### Information supplied
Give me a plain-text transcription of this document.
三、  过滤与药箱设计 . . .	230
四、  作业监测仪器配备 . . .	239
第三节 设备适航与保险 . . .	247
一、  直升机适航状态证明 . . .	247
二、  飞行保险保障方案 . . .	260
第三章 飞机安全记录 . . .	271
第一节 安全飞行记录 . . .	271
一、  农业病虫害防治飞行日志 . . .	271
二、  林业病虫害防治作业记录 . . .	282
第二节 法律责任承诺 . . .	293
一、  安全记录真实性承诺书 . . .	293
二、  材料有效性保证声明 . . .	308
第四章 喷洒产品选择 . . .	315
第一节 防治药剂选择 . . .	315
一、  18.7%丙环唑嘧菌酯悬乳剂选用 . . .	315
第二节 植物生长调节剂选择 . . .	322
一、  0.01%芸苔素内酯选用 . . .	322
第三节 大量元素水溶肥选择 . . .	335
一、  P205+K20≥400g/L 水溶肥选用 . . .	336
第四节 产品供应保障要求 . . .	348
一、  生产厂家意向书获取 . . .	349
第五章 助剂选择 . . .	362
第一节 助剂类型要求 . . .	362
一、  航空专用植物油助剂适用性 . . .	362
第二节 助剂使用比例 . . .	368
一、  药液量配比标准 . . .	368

### Given request
Repeat the data exactly. Leave nothing out.

### The completed task
Give me a plain-text transcription of this document.
三、  过滤与药箱设计 . . .	230
四、  作业监测仪器配备 . . .	239
第三节 设备适航与保险 . . .	247
一、  直升机适航状态证明 . . .	247
二、  飞行保险保障方案 . . .	260
第三章 飞机安全记录 . . .	271
第一节 安全飞行记录 . . .	271
一、  农业病虫害防治飞行日志 . . .	271
二、  林业病虫害防治作业记录 . . .	282
第二节 法律责任承诺 . . .	293
一、  安全记录真实性承诺书 . . .	293
二、  材料有效性保证声明 . . .	308
第四章 喷洒产品选择 . . .	315
第一节 防治药剂选择 . . .	315
一、  18.7%丙环唑嘧菌酯悬乳剂选用 . . .	315
第二节 植物生长调节剂选择 . . .	322
一、  0.01%芸苔素内酯选用 . . .	322
第三节 大量元素水溶肥选择 . . .	335
一、  P205+K20≥400g/L 水溶肥选用 . . .	336
第四节 产品供应保障要求 . . .	348
一、  生产厂家意向书获取 . . .	349
第五章 助剂选择 . . .	362
第一节 助剂类型要求 . . .	362
一、  航空专用植物油助剂适用性 . . .	362
第二节 助剂使用比例 . . .	368
一、  药液量配比标准 . . .	368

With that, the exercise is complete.